■ FRAGMENTO:
En la muerte de la actriz Patricia Hitchcock, la hija única del genio oscuro
Alfred Hitchcock (1899-1980) no estuvo presente en el nacimiento de su única hija, Patricia Hitchcock O’Connell (1928-2021), fallecida el pasado lunes. Él mismo lo contó. En su casa londinense de Cromwell Road, recién terminada su octava película (Champagne), aguardaba con su esposa, Alma Reville (1899-1982), el momento del parto. La cosa se retrasaba. El director tuvo un ataque de pánico y salió por piernas sin decir nada a nadie. Cuando regresó varias horas después, la niña ya había nacido y él traía una pulsera de regalo para su mujer.
Este comportamiento, digamos que inaugural, del cineasta ha sido uno de los muchos hechos sobre los que Patricia Hitchcock estaba llamada a dar su versión, siempre en busca de escarbar en el proliferante lado oscuro del maestro del cine. Pero Pat, actriz y productora ocasional, muerto su padre en 1980, dedicó su vida a su propia familia -a su marido, Joseph O’Connell, empresario textil, y a sus tres hijas-, a gestionar la fabulosa herencia y el patrimonio cinematográfico del genio y a guardar silencio, excepción hecha de las anécdotas favorables que contó sobre sus progenitores y del libro que escribió sobre su madre con el escritor y documentalista Laurent Bouzereau en 2003: Alma Hitchcock. La mujer detrás del hombre.
Durante el rodaje de Los pájaros (1963), el fotógrafo franco-norteamericano Phillipe Halsman recibió el encargo de hacer unas fotografías promocionales de la película. Las hemos visto mil veces: cuervos sobre las manos y la cabeza del director y sobre su puro al morro…Halsman pasó varios días con el matrimonio Hitchcock en su casa hollywoodense de Bellagio Road. En el patio de esa mansión había un busto de Pat, y Halsman fotografió al director agarrando el busto por el cuello con las dos manos.
Donald Spoto, en su libro Las damas de Hitchcock (2008), lo tiene claro: Hitchcock, busto mediante, estaba estrangulando a su hija. Spoto no sólo recuerda que Hitchcock solía bromear ante sus amigos haciendo demostraciones de cómo era posible estrangular a una mujer con una sola mano, sino que se molesta en contar en cuántas de sus películas hay estrangulamientos o conatos de estrangulamientos: le salen dieciocho, y no son todas.

■ DATOS PROPORCIONADOS:
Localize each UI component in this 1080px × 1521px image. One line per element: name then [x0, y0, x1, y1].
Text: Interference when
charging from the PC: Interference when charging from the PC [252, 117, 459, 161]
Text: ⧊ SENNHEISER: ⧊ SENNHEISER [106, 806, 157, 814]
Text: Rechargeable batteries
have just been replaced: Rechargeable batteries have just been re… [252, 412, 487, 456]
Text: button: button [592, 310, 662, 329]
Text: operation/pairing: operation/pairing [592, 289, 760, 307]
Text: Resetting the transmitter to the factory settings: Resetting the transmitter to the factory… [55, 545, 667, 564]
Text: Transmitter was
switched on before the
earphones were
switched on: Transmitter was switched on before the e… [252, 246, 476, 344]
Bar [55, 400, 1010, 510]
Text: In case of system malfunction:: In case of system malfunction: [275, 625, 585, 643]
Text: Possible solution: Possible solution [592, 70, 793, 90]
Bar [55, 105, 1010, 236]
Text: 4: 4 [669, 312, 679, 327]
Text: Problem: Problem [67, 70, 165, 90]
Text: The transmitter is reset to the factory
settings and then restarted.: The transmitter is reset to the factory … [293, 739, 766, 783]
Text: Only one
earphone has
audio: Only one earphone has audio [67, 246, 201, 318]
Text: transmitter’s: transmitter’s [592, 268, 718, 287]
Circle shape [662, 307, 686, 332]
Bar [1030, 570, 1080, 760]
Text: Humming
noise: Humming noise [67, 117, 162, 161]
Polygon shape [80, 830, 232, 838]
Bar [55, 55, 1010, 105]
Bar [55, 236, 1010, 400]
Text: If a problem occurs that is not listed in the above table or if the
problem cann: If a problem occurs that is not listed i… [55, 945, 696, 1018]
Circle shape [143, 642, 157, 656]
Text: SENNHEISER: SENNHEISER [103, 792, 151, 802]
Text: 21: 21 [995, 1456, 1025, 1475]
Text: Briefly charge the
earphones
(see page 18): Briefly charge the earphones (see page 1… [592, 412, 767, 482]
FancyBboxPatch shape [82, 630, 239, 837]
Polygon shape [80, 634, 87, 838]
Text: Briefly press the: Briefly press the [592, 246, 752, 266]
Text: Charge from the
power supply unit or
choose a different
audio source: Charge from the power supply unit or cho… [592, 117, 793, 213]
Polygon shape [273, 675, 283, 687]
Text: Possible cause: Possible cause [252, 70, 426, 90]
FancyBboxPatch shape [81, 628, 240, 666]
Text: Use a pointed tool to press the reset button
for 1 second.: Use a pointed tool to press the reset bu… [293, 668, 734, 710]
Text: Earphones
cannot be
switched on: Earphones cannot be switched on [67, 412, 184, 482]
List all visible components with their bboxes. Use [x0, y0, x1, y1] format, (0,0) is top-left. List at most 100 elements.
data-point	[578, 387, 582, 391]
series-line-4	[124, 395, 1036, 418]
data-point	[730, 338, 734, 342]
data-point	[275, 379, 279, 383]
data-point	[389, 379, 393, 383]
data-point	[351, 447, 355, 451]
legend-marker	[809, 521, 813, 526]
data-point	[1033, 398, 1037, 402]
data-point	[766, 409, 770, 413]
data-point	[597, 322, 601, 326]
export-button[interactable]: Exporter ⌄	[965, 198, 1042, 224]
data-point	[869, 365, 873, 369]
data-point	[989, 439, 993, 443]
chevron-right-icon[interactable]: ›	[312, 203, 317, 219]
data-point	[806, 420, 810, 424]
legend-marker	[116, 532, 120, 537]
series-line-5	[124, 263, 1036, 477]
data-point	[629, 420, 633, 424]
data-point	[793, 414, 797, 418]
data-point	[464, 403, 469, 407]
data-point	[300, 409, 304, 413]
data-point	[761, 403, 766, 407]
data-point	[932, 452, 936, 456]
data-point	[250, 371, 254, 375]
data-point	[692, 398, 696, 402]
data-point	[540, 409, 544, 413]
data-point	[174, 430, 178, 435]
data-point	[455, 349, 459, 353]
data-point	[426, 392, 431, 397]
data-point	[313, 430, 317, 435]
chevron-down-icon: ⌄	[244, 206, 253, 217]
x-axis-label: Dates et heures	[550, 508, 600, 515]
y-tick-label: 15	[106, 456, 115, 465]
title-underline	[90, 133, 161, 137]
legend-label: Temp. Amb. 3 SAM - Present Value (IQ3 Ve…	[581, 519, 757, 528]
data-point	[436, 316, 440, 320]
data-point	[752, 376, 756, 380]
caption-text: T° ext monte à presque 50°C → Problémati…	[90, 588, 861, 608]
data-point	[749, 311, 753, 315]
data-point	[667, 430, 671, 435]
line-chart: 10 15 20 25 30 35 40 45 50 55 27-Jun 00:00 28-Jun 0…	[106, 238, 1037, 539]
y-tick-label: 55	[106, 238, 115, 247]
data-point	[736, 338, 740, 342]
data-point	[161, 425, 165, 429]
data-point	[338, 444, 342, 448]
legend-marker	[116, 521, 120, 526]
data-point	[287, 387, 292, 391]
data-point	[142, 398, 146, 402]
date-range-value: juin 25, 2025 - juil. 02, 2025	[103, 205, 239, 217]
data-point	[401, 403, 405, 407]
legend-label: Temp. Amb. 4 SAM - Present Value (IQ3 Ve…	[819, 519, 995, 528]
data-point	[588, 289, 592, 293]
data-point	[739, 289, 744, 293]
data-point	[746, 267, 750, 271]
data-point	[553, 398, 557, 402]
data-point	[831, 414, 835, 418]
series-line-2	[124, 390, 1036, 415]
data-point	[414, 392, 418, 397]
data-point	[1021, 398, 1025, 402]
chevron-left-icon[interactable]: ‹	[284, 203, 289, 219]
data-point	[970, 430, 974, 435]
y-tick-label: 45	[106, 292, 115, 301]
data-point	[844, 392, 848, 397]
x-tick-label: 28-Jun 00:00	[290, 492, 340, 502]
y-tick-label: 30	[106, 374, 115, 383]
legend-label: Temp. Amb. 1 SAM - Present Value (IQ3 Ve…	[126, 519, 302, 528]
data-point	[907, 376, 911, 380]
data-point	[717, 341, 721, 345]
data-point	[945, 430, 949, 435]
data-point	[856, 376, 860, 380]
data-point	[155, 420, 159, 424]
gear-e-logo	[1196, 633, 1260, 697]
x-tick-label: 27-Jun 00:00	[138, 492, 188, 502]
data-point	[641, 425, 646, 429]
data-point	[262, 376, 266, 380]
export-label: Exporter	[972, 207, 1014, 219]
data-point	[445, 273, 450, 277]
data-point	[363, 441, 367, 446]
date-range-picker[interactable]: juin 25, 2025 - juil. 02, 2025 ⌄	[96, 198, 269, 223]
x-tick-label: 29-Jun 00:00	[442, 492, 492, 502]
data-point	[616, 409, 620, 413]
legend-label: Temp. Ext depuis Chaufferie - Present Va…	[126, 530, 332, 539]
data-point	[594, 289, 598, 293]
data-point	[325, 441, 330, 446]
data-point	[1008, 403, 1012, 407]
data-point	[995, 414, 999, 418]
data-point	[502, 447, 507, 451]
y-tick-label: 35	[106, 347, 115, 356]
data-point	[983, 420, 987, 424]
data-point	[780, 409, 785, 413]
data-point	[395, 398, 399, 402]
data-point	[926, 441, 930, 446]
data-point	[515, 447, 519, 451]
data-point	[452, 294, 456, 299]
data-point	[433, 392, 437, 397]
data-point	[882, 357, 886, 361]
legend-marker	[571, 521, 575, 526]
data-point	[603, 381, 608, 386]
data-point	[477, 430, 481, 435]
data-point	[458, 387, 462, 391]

■ RETO 1:
Responde con datos del fragmento:
(a) ¿Qué traía Alfred Hitchcock cuando regresó a casa después del nacimiento de su hija?
(b) ¿Con quién escribió Patricia Hitchcock el libro sobre su madre y en qué año?
(c) ¿Cuántas películas con estrangulamientos o conatos de estrangulamiento cuenta Donald Spoto?
■ RETO 2:
Enumera todas las personas que el fragmento menciona con nombre propio.

■ RESPUESTA ESCRITA 1:
(a) Una pulsera de regalo para su mujer.
(b) Con el escritor y documentalista Laurent Bouzereau, en 2003.
(c) Dieciocho.

■ RESPUESTA ESCRITA 2:
Alfred Hitchcock, Patricia Hitchcock O’Connell, Alma Reville, Joseph O’Connell, Laurent Bouzereau, Phillipe Halsman y Donald Spoto.